Task
Restate all of the entries exactly, dropping any pictures they hold.

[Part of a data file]
__________________________________________________
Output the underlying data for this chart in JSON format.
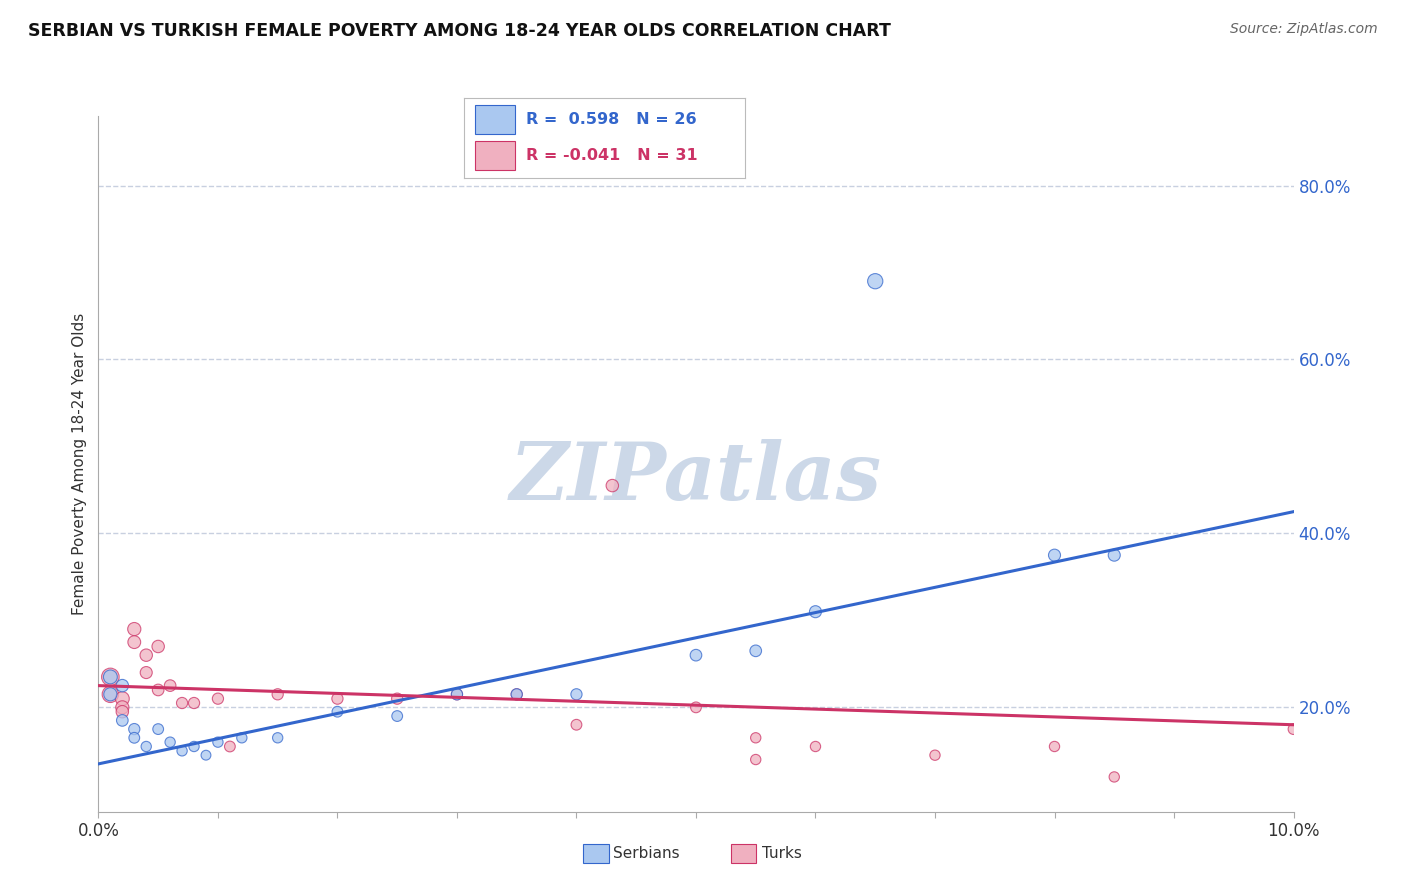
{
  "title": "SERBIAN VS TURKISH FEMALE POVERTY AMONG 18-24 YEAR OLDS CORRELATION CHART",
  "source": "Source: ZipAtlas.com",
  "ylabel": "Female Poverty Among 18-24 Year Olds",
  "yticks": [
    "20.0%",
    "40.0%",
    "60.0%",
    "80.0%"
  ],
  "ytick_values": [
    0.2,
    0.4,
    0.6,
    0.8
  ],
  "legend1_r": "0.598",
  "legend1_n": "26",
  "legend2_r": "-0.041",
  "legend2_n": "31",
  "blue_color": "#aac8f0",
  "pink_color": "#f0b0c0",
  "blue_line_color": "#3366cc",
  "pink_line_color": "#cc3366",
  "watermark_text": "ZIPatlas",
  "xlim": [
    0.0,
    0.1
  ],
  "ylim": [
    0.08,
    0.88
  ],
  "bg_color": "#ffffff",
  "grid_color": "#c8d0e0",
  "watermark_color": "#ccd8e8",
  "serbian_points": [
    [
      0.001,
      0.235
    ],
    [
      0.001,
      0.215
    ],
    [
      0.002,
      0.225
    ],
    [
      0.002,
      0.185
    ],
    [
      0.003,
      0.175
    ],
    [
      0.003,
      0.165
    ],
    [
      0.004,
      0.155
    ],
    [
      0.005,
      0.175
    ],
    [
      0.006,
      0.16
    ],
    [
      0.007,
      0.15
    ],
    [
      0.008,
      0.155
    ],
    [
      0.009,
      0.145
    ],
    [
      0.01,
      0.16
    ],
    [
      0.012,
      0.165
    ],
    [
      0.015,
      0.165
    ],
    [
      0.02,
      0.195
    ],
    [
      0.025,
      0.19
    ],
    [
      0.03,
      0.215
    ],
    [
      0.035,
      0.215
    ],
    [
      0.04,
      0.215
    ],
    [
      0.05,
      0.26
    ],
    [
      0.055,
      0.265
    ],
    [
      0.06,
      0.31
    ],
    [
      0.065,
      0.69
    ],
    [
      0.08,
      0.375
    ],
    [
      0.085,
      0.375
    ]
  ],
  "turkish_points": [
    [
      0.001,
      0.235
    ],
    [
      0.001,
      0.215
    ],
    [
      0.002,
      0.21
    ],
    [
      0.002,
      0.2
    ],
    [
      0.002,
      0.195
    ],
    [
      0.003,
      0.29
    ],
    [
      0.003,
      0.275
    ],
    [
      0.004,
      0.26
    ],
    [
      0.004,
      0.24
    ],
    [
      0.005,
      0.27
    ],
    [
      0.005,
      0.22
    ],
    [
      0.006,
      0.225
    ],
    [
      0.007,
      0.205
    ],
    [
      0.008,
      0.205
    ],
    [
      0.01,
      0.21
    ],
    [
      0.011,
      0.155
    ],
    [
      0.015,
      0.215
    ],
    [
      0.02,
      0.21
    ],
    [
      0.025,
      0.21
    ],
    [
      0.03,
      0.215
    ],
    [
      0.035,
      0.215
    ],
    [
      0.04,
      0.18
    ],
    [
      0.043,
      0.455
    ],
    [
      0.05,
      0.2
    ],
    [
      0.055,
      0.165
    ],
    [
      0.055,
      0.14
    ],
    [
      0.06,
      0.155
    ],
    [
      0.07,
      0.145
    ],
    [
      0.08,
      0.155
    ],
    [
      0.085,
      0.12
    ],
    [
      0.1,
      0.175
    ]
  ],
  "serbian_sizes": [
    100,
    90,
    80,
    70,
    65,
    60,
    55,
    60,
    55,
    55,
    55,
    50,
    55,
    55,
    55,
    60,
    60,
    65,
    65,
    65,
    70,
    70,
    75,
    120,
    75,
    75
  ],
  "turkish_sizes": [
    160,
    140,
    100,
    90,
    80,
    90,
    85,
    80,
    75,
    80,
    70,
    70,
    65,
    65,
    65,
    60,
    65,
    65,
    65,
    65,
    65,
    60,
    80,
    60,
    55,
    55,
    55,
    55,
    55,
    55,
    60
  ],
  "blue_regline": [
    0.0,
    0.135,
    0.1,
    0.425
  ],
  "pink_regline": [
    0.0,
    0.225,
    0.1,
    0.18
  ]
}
__________________________________________________
Solution for this problem
Output the underlying data for this chart in JSON format.
{
  "title": "SERBIAN VS TURKISH FEMALE POVERTY AMONG 18-24 YEAR OLDS CORRELATION CHART",
  "source": "Source: ZipAtlas.com",
  "ylabel": "Female Poverty Among 18-24 Year Olds",
  "yticks": [
    "20.0%",
    "40.0%",
    "60.0%",
    "80.0%"
  ],
  "ytick_values": [
    0.2,
    0.4,
    0.6,
    0.8
  ],
  "legend1_r": "0.598",
  "legend1_n": "26",
  "legend2_r": "-0.041",
  "legend2_n": "31",
  "blue_color": "#aac8f0",
  "pink_color": "#f0b0c0",
  "blue_line_color": "#3366cc",
  "pink_line_color": "#cc3366",
  "watermark_text": "ZIPatlas",
  "xlim": [
    0.0,
    0.1
  ],
  "ylim": [
    0.08,
    0.88
  ],
  "bg_color": "#ffffff",
  "grid_color": "#c8d0e0",
  "watermark_color": "#ccd8e8",
  "serbian_points": [
    [
      0.001,
      0.235
    ],
    [
      0.001,
      0.215
    ],
    [
      0.002,
      0.225
    ],
    [
      0.002,
      0.185
    ],
    [
      0.003,
      0.175
    ],
    [
      0.003,
      0.165
    ],
    [
      0.004,
      0.155
    ],
    [
      0.005,
      0.175
    ],
    [
      0.006,
      0.16
    ],
    [
      0.007,
      0.15
    ],
    [
      0.008,
      0.155
    ],
    [
      0.009,
      0.145
    ],
    [
      0.01,
      0.16
    ],
    [
      0.012,
      0.165
    ],
    [
      0.015,
      0.165
    ],
    [
      0.02,
      0.195
    ],
    [
      0.025,
      0.19
    ],
    [
      0.03,
      0.215
    ],
    [
      0.035,
      0.215
    ],
    [
      0.04,
      0.215
    ],
    [
      0.05,
      0.26
    ],
    [
      0.055,
      0.265
    ],
    [
      0.06,
      0.31
    ],
    [
      0.065,
      0.69
    ],
    [
      0.08,
      0.375
    ],
    [
      0.085,
      0.375
    ]
  ],
  "turkish_points": [
    [
      0.001,
      0.235
    ],
    [
      0.001,
      0.215
    ],
    [
      0.002,
      0.21
    ],
    [
      0.002,
      0.2
    ],
    [
      0.002,
      0.195
    ],
    [
      0.003,
      0.29
    ],
    [
      0.003,
      0.275
    ],
    [
      0.004,
      0.26
    ],
    [
      0.004,
      0.24
    ],
    [
      0.005,
      0.27
    ],
    [
      0.005,
      0.22
    ],
    [
      0.006,
      0.225
    ],
    [
      0.007,
      0.205
    ],
    [
      0.008,
      0.205
    ],
    [
      0.01,
      0.21
    ],
    [
      0.011,
      0.155
    ],
    [
      0.015,
      0.215
    ],
    [
      0.02,
      0.21
    ],
    [
      0.025,
      0.21
    ],
    [
      0.03,
      0.215
    ],
    [
      0.035,
      0.215
    ],
    [
      0.04,
      0.18
    ],
    [
      0.043,
      0.455
    ],
    [
      0.05,
      0.2
    ],
    [
      0.055,
      0.165
    ],
    [
      0.055,
      0.14
    ],
    [
      0.06,
      0.155
    ],
    [
      0.07,
      0.145
    ],
    [
      0.08,
      0.155
    ],
    [
      0.085,
      0.12
    ],
    [
      0.1,
      0.175
    ]
  ],
  "serbian_sizes": [
    100,
    90,
    80,
    70,
    65,
    60,
    55,
    60,
    55,
    55,
    55,
    50,
    55,
    55,
    55,
    60,
    60,
    65,
    65,
    65,
    70,
    70,
    75,
    120,
    75,
    75
  ],
  "turkish_sizes": [
    160,
    140,
    100,
    90,
    80,
    90,
    85,
    80,
    75,
    80,
    70,
    70,
    65,
    65,
    65,
    60,
    65,
    65,
    65,
    65,
    65,
    60,
    80,
    60,
    55,
    55,
    55,
    55,
    55,
    55,
    60
  ],
  "blue_regline": [
    0.0,
    0.135,
    0.1,
    0.425
  ],
  "pink_regline": [
    0.0,
    0.225,
    0.1,
    0.18
  ]
}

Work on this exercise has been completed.